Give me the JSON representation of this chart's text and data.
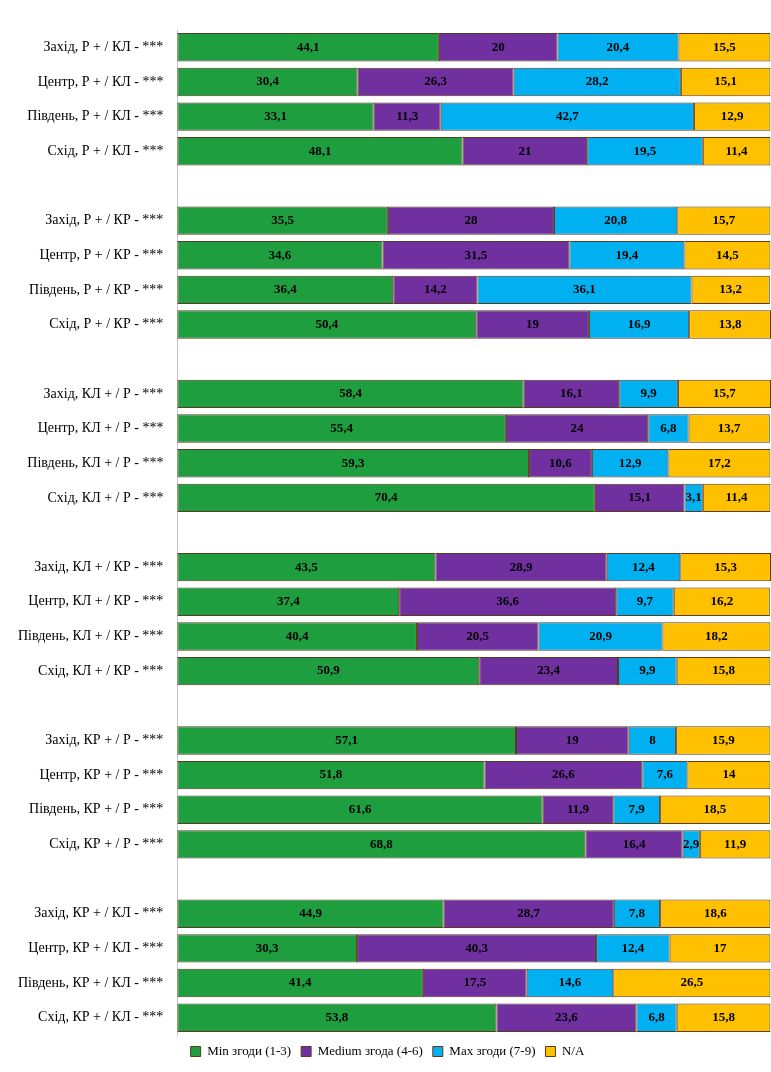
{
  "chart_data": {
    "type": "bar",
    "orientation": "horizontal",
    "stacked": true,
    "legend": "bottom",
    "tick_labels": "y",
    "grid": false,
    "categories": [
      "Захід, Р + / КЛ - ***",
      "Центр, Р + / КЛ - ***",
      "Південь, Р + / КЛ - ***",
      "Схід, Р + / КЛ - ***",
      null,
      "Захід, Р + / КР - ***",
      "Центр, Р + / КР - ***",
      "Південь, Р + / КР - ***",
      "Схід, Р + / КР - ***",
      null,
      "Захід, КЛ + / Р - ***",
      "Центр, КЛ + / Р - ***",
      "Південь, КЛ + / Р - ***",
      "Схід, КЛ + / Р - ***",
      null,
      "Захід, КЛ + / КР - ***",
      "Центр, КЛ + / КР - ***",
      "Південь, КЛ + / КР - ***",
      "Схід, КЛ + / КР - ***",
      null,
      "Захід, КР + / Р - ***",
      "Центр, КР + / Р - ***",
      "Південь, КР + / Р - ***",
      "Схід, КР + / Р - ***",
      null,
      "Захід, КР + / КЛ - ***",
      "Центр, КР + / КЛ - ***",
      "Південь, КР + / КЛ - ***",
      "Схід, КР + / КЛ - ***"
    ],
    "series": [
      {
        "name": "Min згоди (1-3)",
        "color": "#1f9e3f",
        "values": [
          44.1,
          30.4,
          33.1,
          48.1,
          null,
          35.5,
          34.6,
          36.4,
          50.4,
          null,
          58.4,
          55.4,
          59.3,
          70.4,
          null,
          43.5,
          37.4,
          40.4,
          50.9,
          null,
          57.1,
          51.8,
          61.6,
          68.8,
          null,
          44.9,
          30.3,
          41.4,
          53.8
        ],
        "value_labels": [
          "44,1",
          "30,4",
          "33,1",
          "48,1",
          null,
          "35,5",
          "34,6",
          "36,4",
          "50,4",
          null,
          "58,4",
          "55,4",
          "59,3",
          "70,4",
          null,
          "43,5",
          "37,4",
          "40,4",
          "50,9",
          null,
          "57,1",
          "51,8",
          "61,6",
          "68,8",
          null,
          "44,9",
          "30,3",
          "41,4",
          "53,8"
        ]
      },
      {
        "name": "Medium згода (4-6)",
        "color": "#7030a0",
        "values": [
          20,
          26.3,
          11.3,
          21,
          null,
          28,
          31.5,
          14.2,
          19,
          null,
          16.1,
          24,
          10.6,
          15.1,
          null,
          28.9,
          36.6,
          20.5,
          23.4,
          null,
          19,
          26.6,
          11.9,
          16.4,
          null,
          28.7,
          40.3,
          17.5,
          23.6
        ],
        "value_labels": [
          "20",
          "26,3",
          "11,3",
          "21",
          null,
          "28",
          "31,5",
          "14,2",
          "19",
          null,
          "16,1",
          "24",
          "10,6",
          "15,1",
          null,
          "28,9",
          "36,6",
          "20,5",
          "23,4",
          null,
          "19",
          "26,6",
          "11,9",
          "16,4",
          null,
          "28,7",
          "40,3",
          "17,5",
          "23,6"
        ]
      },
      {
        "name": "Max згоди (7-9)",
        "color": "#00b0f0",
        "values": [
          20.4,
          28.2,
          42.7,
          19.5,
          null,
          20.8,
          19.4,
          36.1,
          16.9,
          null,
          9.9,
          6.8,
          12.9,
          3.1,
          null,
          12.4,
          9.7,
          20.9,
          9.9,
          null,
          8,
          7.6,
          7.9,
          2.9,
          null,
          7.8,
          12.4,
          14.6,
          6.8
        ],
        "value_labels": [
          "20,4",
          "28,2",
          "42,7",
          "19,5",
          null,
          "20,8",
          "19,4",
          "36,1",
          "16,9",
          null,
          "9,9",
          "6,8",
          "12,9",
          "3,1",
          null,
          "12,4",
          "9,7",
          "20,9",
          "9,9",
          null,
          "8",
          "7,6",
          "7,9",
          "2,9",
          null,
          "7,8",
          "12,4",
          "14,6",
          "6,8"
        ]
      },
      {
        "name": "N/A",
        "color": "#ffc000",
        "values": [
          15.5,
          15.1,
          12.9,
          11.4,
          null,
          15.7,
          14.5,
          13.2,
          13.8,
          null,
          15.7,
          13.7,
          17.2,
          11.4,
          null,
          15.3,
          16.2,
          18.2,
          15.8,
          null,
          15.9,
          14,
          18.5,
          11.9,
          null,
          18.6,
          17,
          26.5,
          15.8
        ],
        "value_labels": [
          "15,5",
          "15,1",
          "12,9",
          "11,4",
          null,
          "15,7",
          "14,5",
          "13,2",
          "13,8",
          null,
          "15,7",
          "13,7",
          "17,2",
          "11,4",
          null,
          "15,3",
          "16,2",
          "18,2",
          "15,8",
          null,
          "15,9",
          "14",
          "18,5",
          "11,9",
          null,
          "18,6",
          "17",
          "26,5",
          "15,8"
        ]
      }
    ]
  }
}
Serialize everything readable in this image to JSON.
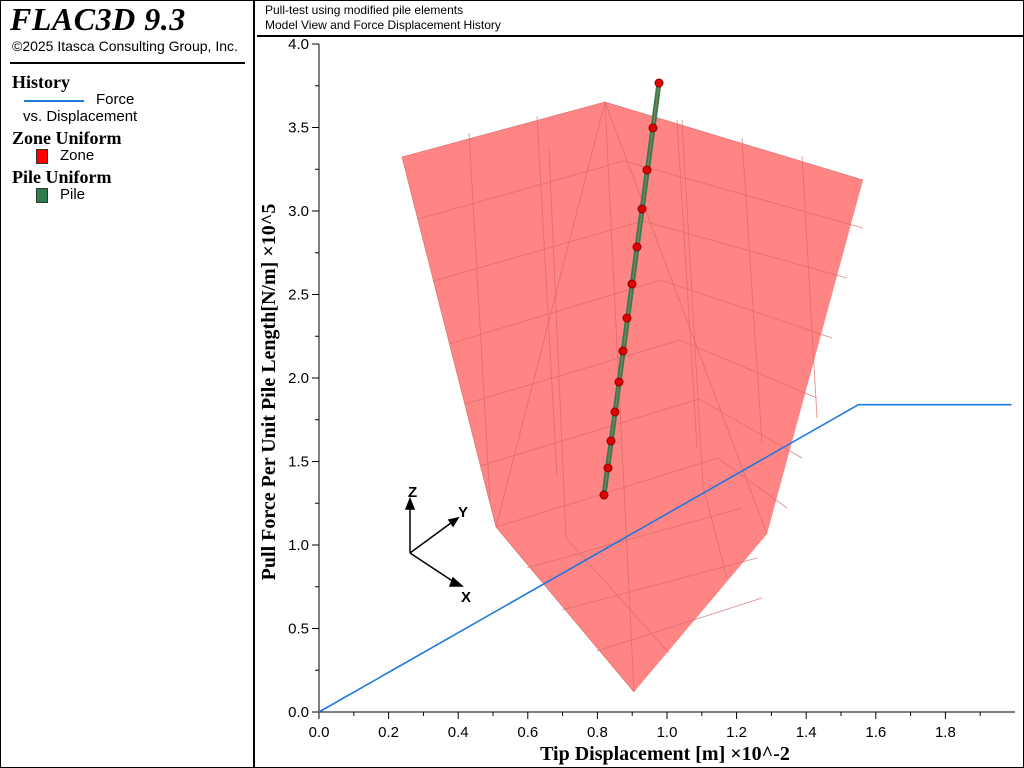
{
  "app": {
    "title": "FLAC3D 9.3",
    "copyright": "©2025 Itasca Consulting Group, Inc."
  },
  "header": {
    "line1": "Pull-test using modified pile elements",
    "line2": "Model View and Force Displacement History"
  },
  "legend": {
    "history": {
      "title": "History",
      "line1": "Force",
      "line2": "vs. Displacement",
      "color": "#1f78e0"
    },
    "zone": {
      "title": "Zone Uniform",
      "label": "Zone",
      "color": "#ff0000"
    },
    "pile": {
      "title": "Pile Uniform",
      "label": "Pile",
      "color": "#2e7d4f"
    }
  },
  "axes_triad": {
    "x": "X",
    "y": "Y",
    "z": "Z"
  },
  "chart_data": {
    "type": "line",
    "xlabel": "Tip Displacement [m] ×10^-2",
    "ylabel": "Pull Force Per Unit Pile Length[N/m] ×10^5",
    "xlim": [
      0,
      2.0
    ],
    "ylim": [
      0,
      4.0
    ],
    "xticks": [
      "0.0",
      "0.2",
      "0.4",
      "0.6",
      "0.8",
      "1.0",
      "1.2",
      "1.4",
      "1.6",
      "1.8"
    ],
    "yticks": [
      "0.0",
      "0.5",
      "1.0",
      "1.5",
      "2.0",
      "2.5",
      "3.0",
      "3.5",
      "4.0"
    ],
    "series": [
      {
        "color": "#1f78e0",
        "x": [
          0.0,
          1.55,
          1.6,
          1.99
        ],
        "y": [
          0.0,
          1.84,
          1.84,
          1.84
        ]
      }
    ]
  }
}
..............................
TASK GOAL
Identify the lines that hold the word "Південь". Copy every one of them.

OUTPUT OF THE TASK
      "Південь, Р + / КЛ - ***",
      "Південь, Р + / КР - ***",
      "Південь, КЛ + / Р - ***",
      "Південь, КЛ + / КР - ***",
      "Південь, КР + / Р - ***",
      "Південь, КР + / КЛ - ***",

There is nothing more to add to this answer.